## begin Dataset extract

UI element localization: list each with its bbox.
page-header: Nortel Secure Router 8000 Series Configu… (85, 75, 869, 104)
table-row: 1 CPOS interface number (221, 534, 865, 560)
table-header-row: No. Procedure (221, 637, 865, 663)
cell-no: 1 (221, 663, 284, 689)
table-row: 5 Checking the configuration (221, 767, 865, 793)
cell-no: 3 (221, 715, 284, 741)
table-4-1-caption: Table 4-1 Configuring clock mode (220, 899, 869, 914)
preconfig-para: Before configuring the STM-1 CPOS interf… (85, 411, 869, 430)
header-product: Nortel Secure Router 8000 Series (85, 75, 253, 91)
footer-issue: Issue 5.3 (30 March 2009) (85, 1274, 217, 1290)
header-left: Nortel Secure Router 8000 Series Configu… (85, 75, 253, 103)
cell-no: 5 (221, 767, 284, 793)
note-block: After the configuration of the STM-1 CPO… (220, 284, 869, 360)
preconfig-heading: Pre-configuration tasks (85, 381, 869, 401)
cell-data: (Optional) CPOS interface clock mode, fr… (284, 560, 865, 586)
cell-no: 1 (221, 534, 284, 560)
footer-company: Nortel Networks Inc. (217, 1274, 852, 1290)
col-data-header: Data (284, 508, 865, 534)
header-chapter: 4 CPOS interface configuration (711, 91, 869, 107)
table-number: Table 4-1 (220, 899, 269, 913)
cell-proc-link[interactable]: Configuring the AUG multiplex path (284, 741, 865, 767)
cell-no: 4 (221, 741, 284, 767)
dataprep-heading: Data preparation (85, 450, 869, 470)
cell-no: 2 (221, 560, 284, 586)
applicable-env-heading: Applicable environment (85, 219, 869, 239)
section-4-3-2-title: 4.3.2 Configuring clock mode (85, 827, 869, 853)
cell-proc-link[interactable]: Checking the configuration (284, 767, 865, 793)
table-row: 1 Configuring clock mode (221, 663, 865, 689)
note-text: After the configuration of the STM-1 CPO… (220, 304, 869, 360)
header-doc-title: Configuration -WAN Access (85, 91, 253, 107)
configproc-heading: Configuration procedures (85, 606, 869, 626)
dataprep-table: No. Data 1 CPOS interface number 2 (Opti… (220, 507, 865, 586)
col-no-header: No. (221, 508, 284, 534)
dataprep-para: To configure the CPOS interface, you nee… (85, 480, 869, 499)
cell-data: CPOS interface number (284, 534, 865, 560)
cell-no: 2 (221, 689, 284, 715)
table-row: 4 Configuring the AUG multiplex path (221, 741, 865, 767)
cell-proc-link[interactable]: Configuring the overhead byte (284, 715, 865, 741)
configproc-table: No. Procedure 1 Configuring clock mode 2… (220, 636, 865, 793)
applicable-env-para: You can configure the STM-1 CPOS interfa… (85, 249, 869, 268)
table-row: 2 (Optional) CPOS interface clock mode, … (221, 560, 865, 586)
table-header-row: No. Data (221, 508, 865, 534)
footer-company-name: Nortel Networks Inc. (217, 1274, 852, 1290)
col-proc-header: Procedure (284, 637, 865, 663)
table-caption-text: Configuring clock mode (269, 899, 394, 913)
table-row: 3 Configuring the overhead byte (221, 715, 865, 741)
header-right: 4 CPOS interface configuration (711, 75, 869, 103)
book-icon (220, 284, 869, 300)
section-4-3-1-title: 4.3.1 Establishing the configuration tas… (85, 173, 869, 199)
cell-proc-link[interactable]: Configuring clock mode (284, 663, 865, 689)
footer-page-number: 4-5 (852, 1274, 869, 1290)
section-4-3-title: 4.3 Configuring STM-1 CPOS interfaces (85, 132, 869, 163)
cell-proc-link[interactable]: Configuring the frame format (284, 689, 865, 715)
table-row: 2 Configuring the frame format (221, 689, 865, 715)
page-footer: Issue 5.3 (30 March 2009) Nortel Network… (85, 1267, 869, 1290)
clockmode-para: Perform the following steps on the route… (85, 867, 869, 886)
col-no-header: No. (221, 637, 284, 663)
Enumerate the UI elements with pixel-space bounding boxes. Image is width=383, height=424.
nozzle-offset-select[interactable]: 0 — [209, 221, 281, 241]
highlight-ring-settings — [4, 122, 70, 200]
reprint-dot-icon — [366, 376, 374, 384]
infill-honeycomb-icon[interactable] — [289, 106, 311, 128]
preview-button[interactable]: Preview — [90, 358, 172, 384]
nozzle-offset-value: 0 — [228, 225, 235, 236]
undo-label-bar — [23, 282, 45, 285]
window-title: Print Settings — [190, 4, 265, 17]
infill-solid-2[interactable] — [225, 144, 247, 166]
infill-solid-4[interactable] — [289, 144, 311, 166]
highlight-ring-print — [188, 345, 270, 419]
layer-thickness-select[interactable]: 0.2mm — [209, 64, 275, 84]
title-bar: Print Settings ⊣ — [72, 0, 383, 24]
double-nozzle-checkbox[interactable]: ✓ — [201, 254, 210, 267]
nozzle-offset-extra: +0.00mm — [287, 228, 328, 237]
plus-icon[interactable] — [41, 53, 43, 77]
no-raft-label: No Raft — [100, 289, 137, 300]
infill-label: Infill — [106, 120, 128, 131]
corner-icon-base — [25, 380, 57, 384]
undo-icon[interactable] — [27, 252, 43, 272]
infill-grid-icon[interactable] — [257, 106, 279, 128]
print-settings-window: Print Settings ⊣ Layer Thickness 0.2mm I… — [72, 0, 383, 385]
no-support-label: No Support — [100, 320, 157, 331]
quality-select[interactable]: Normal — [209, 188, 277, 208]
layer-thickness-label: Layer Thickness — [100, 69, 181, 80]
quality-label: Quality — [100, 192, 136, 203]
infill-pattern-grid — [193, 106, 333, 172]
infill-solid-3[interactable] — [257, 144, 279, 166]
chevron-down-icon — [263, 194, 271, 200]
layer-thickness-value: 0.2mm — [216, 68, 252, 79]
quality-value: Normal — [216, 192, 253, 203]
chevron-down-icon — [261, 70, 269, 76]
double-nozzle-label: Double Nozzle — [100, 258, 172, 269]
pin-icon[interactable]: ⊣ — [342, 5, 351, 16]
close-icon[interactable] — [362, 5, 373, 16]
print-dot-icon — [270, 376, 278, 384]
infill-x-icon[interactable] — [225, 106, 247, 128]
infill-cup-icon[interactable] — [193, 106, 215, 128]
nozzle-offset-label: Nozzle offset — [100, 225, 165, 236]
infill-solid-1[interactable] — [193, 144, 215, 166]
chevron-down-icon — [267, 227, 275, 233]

## end Dataset extract

→ Request
Please retype all of the data above line by line, copying each one character for character.

→ Task output
UI element localization: list each with its bbox.
page-header: Nortel Secure Router 8000 Series Configu… (85, 75, 869, 104)
table-row: 1 CPOS interface number (221, 534, 865, 560)
table-header-row: No. Procedure (221, 637, 865, 663)
cell-no: 1 (221, 663, 284, 689)
table-row: 5 Checking the configuration (221, 767, 865, 793)
cell-no: 3 (221, 715, 284, 741)
table-4-1-caption: Table 4-1 Configuring clock mode (220, 899, 869, 914)
preconfig-para: Before configuring the STM-1 CPOS interf… (85, 411, 869, 430)
header-product: Nortel Secure Router 8000 Series (85, 75, 253, 91)
footer-issue: Issue 5.3 (30 March 2009) (85, 1274, 217, 1290)
header-left: Nortel Secure Router 8000 Series Configu… (85, 75, 253, 103)
cell-no: 5 (221, 767, 284, 793)
note-block: After the configuration of the STM-1 CPO… (220, 284, 869, 360)
preconfig-heading: Pre-configuration tasks (85, 381, 869, 401)
cell-data: (Optional) CPOS interface clock mode, fr… (284, 560, 865, 586)
cell-no: 1 (221, 534, 284, 560)
footer-company: Nortel Networks Inc. (217, 1274, 852, 1290)
col-data-header: Data (284, 508, 865, 534)
header-chapter: 4 CPOS interface configuration (711, 91, 869, 107)
table-number: Table 4-1 (220, 899, 269, 913)
cell-proc-link[interactable]: Configuring the AUG multiplex path (284, 741, 865, 767)
cell-no: 4 (221, 741, 284, 767)
dataprep-heading: Data preparation (85, 450, 869, 470)
cell-no: 2 (221, 560, 284, 586)
applicable-env-heading: Applicable environment (85, 219, 869, 239)
section-4-3-2-title: 4.3.2 Configuring clock mode (85, 827, 869, 853)
cell-proc-link[interactable]: Checking the configuration (284, 767, 865, 793)
table-row: 1 Configuring clock mode (221, 663, 865, 689)
note-text: After the configuration of the STM-1 CPO… (220, 304, 869, 360)
header-doc-title: Configuration -WAN Access (85, 91, 253, 107)
configproc-heading: Configuration procedures (85, 606, 869, 626)
dataprep-table: No. Data 1 CPOS interface number 2 (Opti… (220, 507, 865, 586)
col-no-header: No. (221, 508, 284, 534)
dataprep-para: To configure the CPOS interface, you nee… (85, 480, 869, 499)
cell-data: CPOS interface number (284, 534, 865, 560)
cell-no: 2 (221, 689, 284, 715)
table-row: 4 Configuring the AUG multiplex path (221, 741, 865, 767)
cell-proc-link[interactable]: Configuring the overhead byte (284, 715, 865, 741)
configproc-table: No. Procedure 1 Configuring clock mode 2… (220, 636, 865, 793)
applicable-env-para: You can configure the STM-1 CPOS interfa… (85, 249, 869, 268)
table-row: 2 (Optional) CPOS interface clock mode, … (221, 560, 865, 586)
table-header-row: No. Data (221, 508, 865, 534)
footer-company-name: Nortel Networks Inc. (217, 1274, 852, 1290)
col-proc-header: Procedure (284, 637, 865, 663)
table-caption-text: Configuring clock mode (269, 899, 394, 913)
table-row: 3 Configuring the overhead byte (221, 715, 865, 741)
header-right: 4 CPOS interface configuration (711, 75, 869, 103)
book-icon (220, 284, 869, 300)
section-4-3-1-title: 4.3.1 Establishing the configuration tas… (85, 173, 869, 199)
cell-proc-link[interactable]: Configuring clock mode (284, 663, 865, 689)
footer-page-number: 4-5 (852, 1274, 869, 1290)
section-4-3-title: 4.3 Configuring STM-1 CPOS interfaces (85, 132, 869, 163)
cell-proc-link[interactable]: Configuring the frame format (284, 689, 865, 715)
table-row: 2 Configuring the frame format (221, 689, 865, 715)
page-footer: Issue 5.3 (30 March 2009) Nortel Network… (85, 1267, 869, 1290)
clockmode-para: Perform the following steps on the route… (85, 867, 869, 886)
col-no-header: No. (221, 637, 284, 663)
Enumerate the UI elements with pixel-space bounding boxes. Image is width=383, height=424.
nozzle-offset-select[interactable]: 0 — [209, 221, 281, 241]
highlight-ring-settings — [4, 122, 70, 200]
reprint-dot-icon — [366, 376, 374, 384]
infill-honeycomb-icon[interactable] — [289, 106, 311, 128]
preview-button[interactable]: Preview — [90, 358, 172, 384]
nozzle-offset-value: 0 — [228, 225, 235, 236]
undo-label-bar — [23, 282, 45, 285]
window-title: Print Settings — [190, 4, 265, 17]
infill-solid-2[interactable] — [225, 144, 247, 166]
infill-solid-4[interactable] — [289, 144, 311, 166]
highlight-ring-print — [188, 345, 270, 419]
layer-thickness-select[interactable]: 0.2mm — [209, 64, 275, 84]
title-bar: Print Settings ⊣ — [72, 0, 383, 24]
double-nozzle-checkbox[interactable]: ✓ — [201, 254, 210, 267]
nozzle-offset-extra: +0.00mm — [287, 228, 328, 237]
plus-icon[interactable] — [41, 53, 43, 77]
no-raft-label: No Raft — [100, 289, 137, 300]
infill-label: Infill — [106, 120, 128, 131]
corner-icon-base — [25, 380, 57, 384]
undo-icon[interactable] — [27, 252, 43, 272]
infill-grid-icon[interactable] — [257, 106, 279, 128]
print-settings-window: Print Settings ⊣ Layer Thickness 0.2mm I… — [72, 0, 383, 385]
no-support-label: No Support — [100, 320, 157, 331]
quality-select[interactable]: Normal — [209, 188, 277, 208]
layer-thickness-label: Layer Thickness — [100, 69, 181, 80]
quality-label: Quality — [100, 192, 136, 203]
infill-pattern-grid — [193, 106, 333, 172]
infill-solid-3[interactable] — [257, 144, 279, 166]
chevron-down-icon — [263, 194, 271, 200]
layer-thickness-value: 0.2mm — [216, 68, 252, 79]
quality-value: Normal — [216, 192, 253, 203]
chevron-down-icon — [261, 70, 269, 76]
double-nozzle-label: Double Nozzle — [100, 258, 172, 269]
pin-icon[interactable]: ⊣ — [342, 5, 351, 16]
close-icon[interactable] — [362, 5, 373, 16]
print-dot-icon — [270, 376, 278, 384]
infill-x-icon[interactable] — [225, 106, 247, 128]
infill-cup-icon[interactable] — [193, 106, 215, 128]
nozzle-offset-label: Nozzle offset — [100, 225, 165, 236]
infill-solid-1[interactable] — [193, 144, 215, 166]
chevron-down-icon — [267, 227, 275, 233]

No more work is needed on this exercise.